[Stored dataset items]
· · · · · · ·
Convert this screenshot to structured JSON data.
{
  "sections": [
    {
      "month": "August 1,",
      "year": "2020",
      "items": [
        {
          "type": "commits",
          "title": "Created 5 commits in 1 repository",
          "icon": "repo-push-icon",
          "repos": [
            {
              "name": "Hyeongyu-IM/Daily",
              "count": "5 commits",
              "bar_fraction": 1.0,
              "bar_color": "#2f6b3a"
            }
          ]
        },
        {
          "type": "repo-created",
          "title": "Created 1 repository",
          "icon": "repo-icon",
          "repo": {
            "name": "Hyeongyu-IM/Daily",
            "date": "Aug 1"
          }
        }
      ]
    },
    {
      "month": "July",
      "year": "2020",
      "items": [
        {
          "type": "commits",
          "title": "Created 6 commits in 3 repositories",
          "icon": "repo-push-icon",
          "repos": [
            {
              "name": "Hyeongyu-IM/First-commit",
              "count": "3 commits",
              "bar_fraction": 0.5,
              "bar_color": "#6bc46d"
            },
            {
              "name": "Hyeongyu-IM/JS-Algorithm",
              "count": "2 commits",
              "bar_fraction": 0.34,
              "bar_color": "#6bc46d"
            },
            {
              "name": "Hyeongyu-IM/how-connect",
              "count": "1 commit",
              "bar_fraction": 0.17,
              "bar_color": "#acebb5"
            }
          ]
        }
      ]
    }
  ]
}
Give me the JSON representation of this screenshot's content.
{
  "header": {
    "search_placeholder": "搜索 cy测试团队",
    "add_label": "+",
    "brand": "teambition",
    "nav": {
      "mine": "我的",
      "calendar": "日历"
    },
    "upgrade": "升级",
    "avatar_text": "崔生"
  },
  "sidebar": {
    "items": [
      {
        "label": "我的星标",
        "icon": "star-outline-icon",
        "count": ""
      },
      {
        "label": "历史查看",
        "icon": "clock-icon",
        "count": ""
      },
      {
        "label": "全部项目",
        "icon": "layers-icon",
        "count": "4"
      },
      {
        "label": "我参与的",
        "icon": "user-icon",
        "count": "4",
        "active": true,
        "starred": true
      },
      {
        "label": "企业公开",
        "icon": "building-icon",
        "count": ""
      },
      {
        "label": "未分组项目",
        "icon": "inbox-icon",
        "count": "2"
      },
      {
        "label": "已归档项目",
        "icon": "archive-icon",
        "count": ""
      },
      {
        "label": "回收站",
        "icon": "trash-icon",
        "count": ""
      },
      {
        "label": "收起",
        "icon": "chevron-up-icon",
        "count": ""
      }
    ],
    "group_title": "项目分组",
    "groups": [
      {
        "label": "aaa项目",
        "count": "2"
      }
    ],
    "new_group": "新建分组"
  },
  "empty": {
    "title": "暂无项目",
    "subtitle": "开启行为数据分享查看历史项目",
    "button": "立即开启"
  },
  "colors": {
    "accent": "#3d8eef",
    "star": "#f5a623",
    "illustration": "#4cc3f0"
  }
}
· · · · · · ·
▶ **Problem description**
From the entries above, extract each line containing "screenshot".

▶ **Exercise result**
Convert this screenshot to structured JSON data.
Give me the JSON representation of this screenshot's content.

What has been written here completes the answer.